───── RECORDS FOR THE EXERCISE
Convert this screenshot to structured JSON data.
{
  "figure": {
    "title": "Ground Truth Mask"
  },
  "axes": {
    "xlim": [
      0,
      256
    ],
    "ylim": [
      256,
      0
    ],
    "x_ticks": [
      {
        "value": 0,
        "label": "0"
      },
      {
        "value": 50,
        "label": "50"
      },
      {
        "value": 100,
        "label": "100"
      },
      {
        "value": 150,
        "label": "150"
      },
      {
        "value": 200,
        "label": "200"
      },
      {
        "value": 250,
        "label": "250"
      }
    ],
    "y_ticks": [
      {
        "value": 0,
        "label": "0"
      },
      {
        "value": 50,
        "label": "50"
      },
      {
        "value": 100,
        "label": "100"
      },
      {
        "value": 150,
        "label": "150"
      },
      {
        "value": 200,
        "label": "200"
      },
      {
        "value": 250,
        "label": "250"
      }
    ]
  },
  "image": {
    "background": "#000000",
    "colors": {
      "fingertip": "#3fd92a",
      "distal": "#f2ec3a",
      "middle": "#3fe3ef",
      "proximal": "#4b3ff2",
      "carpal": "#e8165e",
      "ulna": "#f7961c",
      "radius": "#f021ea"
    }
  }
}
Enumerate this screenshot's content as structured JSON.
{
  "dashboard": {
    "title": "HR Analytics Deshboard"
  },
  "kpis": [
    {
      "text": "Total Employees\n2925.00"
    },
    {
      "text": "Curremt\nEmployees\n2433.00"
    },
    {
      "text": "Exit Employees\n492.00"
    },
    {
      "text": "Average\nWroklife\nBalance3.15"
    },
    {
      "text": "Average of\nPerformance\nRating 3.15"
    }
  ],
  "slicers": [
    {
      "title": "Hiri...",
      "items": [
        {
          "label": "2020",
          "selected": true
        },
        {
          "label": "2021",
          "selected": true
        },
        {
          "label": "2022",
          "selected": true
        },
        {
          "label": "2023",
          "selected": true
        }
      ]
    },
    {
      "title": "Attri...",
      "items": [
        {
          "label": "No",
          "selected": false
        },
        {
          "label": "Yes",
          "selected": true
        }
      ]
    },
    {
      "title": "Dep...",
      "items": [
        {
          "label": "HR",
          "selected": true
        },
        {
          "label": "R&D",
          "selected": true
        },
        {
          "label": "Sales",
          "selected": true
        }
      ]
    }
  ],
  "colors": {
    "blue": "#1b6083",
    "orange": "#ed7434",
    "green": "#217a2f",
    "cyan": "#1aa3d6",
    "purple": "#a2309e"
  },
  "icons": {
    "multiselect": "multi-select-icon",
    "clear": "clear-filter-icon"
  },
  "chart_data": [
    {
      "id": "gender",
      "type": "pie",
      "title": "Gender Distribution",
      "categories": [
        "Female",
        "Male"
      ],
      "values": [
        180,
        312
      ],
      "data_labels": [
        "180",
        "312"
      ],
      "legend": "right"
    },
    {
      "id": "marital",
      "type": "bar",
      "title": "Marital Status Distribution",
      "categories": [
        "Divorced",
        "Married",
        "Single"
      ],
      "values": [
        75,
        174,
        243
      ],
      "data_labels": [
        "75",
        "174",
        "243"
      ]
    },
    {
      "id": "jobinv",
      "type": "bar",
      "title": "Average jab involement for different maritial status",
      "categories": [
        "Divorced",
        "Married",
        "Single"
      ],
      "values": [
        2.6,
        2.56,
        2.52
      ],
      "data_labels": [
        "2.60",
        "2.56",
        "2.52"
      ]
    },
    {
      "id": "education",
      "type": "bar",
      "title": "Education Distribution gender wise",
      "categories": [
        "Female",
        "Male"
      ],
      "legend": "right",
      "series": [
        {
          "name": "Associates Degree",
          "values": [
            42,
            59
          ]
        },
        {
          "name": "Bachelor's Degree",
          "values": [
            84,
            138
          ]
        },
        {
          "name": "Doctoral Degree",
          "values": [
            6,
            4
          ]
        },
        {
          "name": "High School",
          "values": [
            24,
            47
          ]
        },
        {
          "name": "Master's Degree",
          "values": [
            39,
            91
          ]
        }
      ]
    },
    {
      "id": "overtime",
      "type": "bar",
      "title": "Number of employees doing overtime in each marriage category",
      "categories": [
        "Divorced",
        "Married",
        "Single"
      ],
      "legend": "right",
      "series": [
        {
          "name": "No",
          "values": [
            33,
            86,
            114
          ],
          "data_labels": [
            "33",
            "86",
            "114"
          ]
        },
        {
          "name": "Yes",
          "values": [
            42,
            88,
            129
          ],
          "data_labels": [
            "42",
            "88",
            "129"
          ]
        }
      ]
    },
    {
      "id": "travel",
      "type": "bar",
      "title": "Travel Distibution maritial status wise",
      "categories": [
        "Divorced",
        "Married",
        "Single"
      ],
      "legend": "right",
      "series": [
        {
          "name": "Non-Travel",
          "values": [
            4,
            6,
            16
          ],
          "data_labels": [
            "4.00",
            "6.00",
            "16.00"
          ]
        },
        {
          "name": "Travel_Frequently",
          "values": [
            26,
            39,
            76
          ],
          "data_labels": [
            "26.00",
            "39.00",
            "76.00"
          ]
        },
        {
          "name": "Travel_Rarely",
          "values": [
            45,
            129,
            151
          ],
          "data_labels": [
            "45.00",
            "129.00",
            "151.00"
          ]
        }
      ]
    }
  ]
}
──────────
Whenever "name" turns up in a line, pick that line out.

COMPLETED TASK:
          "name": "Associates Degree",
          "name": "Bachelor's Degree",
          "name": "Doctoral Degree",
          "name": "High School",
          "name": "Master's Degree",
          "name": "No",
          "name": "Yes",
          "name": "Non-Travel",
          "name": "Travel_Frequently",
          "name": "Travel_Rarely",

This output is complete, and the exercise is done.